■ Your instructions:
Each line containing the word "type" must be collected.

■ Record extracts:
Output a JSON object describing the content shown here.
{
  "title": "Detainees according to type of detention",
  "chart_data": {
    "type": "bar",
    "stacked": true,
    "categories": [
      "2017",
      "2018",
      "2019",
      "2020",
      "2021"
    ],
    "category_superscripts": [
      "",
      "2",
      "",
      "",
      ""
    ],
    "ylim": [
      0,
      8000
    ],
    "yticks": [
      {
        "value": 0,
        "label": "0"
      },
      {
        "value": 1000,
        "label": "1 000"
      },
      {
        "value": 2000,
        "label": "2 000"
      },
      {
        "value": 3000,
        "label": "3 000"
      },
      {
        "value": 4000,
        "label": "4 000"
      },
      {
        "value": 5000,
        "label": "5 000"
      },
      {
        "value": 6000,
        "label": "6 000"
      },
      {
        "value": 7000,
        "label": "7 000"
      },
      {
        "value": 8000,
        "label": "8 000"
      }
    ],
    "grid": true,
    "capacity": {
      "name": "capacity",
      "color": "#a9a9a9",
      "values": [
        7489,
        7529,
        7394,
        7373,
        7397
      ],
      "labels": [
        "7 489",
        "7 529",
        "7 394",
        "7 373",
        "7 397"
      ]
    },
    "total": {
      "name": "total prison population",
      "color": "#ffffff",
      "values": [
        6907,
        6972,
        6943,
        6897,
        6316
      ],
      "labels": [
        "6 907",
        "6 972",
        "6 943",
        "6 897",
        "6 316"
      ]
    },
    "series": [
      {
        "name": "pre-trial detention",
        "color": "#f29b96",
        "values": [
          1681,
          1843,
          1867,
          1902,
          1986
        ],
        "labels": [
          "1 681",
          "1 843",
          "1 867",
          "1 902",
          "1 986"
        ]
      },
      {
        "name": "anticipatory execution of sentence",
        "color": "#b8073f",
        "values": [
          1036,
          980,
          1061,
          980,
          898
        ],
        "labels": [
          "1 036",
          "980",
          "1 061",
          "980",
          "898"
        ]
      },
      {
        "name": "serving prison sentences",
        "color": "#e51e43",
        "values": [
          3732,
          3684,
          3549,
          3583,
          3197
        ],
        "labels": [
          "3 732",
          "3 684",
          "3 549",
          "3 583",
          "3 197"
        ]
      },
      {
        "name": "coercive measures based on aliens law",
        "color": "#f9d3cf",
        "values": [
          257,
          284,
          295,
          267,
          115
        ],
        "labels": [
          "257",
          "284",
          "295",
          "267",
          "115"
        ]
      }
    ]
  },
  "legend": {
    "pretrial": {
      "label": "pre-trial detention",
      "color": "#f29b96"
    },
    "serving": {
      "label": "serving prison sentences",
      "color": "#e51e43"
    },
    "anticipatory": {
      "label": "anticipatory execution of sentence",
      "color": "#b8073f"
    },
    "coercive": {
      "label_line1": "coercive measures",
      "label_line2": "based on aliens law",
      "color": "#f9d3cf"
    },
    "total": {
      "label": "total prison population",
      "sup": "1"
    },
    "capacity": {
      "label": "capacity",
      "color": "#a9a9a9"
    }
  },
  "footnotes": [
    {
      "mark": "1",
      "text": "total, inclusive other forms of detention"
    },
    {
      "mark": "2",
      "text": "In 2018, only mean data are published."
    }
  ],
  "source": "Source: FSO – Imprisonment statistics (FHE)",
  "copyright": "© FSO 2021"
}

■ The response:
  "title": "Detainees according to type of detention",
    "type": "bar",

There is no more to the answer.